» **Dataset extract**:

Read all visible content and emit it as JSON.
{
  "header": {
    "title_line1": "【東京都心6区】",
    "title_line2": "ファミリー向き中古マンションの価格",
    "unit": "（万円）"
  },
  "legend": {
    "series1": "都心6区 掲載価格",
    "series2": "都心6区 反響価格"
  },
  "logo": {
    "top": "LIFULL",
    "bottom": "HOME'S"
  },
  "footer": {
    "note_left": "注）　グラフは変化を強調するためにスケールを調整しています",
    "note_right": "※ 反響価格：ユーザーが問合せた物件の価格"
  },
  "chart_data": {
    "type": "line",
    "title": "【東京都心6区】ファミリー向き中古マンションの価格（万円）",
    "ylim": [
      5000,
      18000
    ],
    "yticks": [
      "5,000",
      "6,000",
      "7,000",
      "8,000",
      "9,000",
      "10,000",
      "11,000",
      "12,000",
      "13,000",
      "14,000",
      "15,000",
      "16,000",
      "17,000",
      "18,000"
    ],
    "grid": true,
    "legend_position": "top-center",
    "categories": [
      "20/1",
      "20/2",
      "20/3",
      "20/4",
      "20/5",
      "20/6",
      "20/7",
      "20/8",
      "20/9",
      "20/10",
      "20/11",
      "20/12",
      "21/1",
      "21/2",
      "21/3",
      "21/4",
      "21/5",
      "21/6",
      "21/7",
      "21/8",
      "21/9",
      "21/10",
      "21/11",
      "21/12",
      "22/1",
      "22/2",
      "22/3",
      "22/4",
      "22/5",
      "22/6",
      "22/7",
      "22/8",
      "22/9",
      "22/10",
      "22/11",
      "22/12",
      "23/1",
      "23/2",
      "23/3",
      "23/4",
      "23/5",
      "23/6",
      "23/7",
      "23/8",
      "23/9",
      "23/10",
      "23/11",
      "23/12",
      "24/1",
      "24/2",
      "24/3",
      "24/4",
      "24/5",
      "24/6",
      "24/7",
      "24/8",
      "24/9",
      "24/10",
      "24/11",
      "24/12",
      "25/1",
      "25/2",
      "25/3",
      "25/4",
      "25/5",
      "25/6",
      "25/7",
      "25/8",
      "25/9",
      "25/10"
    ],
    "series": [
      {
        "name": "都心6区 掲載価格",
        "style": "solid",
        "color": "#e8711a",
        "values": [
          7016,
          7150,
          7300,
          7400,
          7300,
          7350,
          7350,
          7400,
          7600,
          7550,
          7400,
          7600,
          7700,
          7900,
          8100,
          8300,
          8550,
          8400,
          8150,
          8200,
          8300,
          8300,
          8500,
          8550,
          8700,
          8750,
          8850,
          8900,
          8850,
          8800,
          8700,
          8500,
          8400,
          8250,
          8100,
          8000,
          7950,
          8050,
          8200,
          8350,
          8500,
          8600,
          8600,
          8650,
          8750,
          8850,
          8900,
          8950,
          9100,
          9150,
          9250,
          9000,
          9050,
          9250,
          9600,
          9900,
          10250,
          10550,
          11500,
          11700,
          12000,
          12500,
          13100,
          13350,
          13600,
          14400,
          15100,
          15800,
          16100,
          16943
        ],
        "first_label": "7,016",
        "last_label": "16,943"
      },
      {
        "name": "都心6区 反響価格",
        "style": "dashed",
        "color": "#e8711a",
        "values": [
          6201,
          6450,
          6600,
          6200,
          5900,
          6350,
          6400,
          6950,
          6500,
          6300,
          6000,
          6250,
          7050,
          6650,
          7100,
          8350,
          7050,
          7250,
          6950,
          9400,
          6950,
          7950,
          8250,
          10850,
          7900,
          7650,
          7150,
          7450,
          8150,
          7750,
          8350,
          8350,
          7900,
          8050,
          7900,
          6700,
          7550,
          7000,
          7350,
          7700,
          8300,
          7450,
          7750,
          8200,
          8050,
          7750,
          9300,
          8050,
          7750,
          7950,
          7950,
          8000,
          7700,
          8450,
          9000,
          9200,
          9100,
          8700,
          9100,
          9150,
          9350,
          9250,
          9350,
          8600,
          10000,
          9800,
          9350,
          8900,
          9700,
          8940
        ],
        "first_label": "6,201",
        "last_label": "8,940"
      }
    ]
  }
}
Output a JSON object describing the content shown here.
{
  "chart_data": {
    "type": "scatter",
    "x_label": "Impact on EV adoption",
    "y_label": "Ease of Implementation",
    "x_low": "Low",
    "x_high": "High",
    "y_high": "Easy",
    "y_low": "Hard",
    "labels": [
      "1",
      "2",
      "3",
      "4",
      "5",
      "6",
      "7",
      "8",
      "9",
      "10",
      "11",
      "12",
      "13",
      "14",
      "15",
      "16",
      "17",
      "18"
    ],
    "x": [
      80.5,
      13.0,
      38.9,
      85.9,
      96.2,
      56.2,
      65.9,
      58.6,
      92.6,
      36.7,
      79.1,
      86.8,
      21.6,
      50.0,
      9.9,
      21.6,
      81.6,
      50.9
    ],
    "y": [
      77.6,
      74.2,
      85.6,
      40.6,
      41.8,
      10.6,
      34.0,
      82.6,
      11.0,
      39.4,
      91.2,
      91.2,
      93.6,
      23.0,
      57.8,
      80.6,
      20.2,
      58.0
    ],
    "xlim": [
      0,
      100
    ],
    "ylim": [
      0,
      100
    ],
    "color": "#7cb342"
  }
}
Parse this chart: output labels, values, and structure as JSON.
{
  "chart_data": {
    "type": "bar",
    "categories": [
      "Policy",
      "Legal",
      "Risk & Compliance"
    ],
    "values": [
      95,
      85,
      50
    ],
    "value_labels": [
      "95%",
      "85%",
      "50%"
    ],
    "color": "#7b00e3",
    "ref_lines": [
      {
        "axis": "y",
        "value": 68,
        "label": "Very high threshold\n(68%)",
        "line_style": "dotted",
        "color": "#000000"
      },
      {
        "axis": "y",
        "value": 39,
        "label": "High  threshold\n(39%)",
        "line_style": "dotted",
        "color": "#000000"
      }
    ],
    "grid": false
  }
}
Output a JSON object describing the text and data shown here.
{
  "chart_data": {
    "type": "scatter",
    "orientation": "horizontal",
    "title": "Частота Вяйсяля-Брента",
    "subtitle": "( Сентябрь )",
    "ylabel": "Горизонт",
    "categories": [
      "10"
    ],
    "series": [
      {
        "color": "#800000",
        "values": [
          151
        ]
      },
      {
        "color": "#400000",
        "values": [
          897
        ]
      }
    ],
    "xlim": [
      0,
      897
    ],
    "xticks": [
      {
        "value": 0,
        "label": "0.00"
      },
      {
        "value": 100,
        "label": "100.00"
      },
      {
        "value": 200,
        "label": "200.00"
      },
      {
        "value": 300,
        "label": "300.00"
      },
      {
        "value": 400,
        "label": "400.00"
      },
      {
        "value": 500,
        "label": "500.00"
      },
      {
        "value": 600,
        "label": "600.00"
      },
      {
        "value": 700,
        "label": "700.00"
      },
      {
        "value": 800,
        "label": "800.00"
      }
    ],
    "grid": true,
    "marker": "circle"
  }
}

» **Task instructions**: Write out the entries in full, exactly as given.

» **Task solution**:
Read all visible content and emit it as JSON.
{
  "header": {
    "title_line1": "【東京都心6区】",
    "title_line2": "ファミリー向き中古マンションの価格",
    "unit": "（万円）"
  },
  "legend": {
    "series1": "都心6区 掲載価格",
    "series2": "都心6区 反響価格"
  },
  "logo": {
    "top": "LIFULL",
    "bottom": "HOME'S"
  },
  "footer": {
    "note_left": "注）　グラフは変化を強調するためにスケールを調整しています",
    "note_right": "※ 反響価格：ユーザーが問合せた物件の価格"
  },
  "chart_data": {
    "type": "line",
    "title": "【東京都心6区】ファミリー向き中古マンションの価格（万円）",
    "ylim": [
      5000,
      18000
    ],
    "yticks": [
      "5,000",
      "6,000",
      "7,000",
      "8,000",
      "9,000",
      "10,000",
      "11,000",
      "12,000",
      "13,000",
      "14,000",
      "15,000",
      "16,000",
      "17,000",
      "18,000"
    ],
    "grid": true,
    "legend_position": "top-center",
    "categories": [
      "20/1",
      "20/2",
      "20/3",
      "20/4",
      "20/5",
      "20/6",
      "20/7",
      "20/8",
      "20/9",
      "20/10",
      "20/11",
      "20/12",
      "21/1",
      "21/2",
      "21/3",
      "21/4",
      "21/5",
      "21/6",
      "21/7",
      "21/8",
      "21/9",
      "21/10",
      "21/11",
      "21/12",
      "22/1",
      "22/2",
      "22/3",
      "22/4",
      "22/5",
      "22/6",
      "22/7",
      "22/8",
      "22/9",
      "22/10",
      "22/11",
      "22/12",
      "23/1",
      "23/2",
      "23/3",
      "23/4",
      "23/5",
      "23/6",
      "23/7",
      "23/8",
      "23/9",
      "23/10",
      "23/11",
      "23/12",
      "24/1",
      "24/2",
      "24/3",
      "24/4",
      "24/5",
      "24/6",
      "24/7",
      "24/8",
      "24/9",
      "24/10",
      "24/11",
      "24/12",
      "25/1",
      "25/2",
      "25/3",
      "25/4",
      "25/5",
      "25/6",
      "25/7",
      "25/8",
      "25/9",
      "25/10"
    ],
    "series": [
      {
        "name": "都心6区 掲載価格",
        "style": "solid",
        "color": "#e8711a",
        "values": [
          7016,
          7150,
          7300,
          7400,
          7300,
          7350,
          7350,
          7400,
          7600,
          7550,
          7400,
          7600,
          7700,
          7900,
          8100,
          8300,
          8550,
          8400,
          8150,
          8200,
          8300,
          8300,
          8500,
          8550,
          8700,
          8750,
          8850,
          8900,
          8850,
          8800,
          8700,
          8500,
          8400,
          8250,
          8100,
          8000,
          7950,
          8050,
          8200,
          8350,
          8500,
          8600,
          8600,
          8650,
          8750,
          8850,
          8900,
          8950,
          9100,
          9150,
          9250,
          9000,
          9050,
          9250,
          9600,
          9900,
          10250,
          10550,
          11500,
          11700,
          12000,
          12500,
          13100,
          13350,
          13600,
          14400,
          15100,
          15800,
          16100,
          16943
        ],
        "first_label": "7,016",
        "last_label": "16,943"
      },
      {
        "name": "都心6区 反響価格",
        "style": "dashed",
        "color": "#e8711a",
        "values": [
          6201,
          6450,
          6600,
          6200,
          5900,
          6350,
          6400,
          6950,
          6500,
          6300,
          6000,
          6250,
          7050,
          6650,
          7100,
          8350,
          7050,
          7250,
          6950,
          9400,
          6950,
          7950,
          8250,
          10850,
          7900,
          7650,
          7150,
          7450,
          8150,
          7750,
          8350,
          8350,
          7900,
          8050,
          7900,
          6700,
          7550,
          7000,
          7350,
          7700,
          8300,
          7450,
          7750,
          8200,
          8050,
          7750,
          9300,
          8050,
          7750,
          7950,
          7950,
          8000,
          7700,
          8450,
          9000,
          9200,
          9100,
          8700,
          9100,
          9150,
          9350,
          9250,
          9350,
          8600,
          10000,
          9800,
          9350,
          8900,
          9700,
          8940
        ],
        "first_label": "6,201",
        "last_label": "8,940"
      }
    ]
  }
}
Output a JSON object describing the content shown here.
{
  "chart_data": {
    "type": "scatter",
    "x_label": "Impact on EV adoption",
    "y_label": "Ease of Implementation",
    "x_low": "Low",
    "x_high": "High",
    "y_high": "Easy",
    "y_low": "Hard",
    "labels": [
      "1",
      "2",
      "3",
      "4",
      "5",
      "6",
      "7",
      "8",
      "9",
      "10",
      "11",
      "12",
      "13",
      "14",
      "15",
      "16",
      "17",
      "18"
    ],
    "x": [
      80.5,
      13.0,
      38.9,
      85.9,
      96.2,
      56.2,
      65.9,
      58.6,
      92.6,
      36.7,
      79.1,
      86.8,
      21.6,
      50.0,
      9.9,
      21.6,
      81.6,
      50.9
    ],
    "y": [
      77.6,
      74.2,
      85.6,
      40.6,
      41.8,
      10.6,
      34.0,
      82.6,
      11.0,
      39.4,
      91.2,
      91.2,
      93.6,
      23.0,
      57.8,
      80.6,
      20.2,
      58.0
    ],
    "xlim": [
      0,
      100
    ],
    "ylim": [
      0,
      100
    ],
    "color": "#7cb342"
  }
}
Parse this chart: output labels, values, and structure as JSON.
{
  "chart_data": {
    "type": "bar",
    "categories": [
      "Policy",
      "Legal",
      "Risk & Compliance"
    ],
    "values": [
      95,
      85,
      50
    ],
    "value_labels": [
      "95%",
      "85%",
      "50%"
    ],
    "color": "#7b00e3",
    "ref_lines": [
      {
        "axis": "y",
        "value": 68,
        "label": "Very high threshold\n(68%)",
        "line_style": "dotted",
        "color": "#000000"
      },
      {
        "axis": "y",
        "value": 39,
        "label": "High  threshold\n(39%)",
        "line_style": "dotted",
        "color": "#000000"
      }
    ],
    "grid": false
  }
}
Output a JSON object describing the text and data shown here.
{
  "chart_data": {
    "type": "scatter",
    "orientation": "horizontal",
    "title": "Частота Вяйсяля-Брента",
    "subtitle": "( Сентябрь )",
    "ylabel": "Горизонт",
    "categories": [
      "10"
    ],
    "series": [
      {
        "color": "#800000",
        "values": [
          151
        ]
      },
      {
        "color": "#400000",
        "values": [
          897
        ]
      }
    ],
    "xlim": [
      0,
      897
    ],
    "xticks": [
      {
        "value": 0,
        "label": "0.00"
      },
      {
        "value": 100,
        "label": "100.00"
      },
      {
        "value": 200,
        "label": "200.00"
      },
      {
        "value": 300,
        "label": "300.00"
      },
      {
        "value": 400,
        "label": "400.00"
      },
      {
        "value": 500,
        "label": "500.00"
      },
      {
        "value": 600,
        "label": "600.00"
      },
      {
        "value": 700,
        "label": "700.00"
      },
      {
        "value": 800,
        "label": "800.00"
      }
    ],
    "grid": true,
    "marker": "circle"
  }
}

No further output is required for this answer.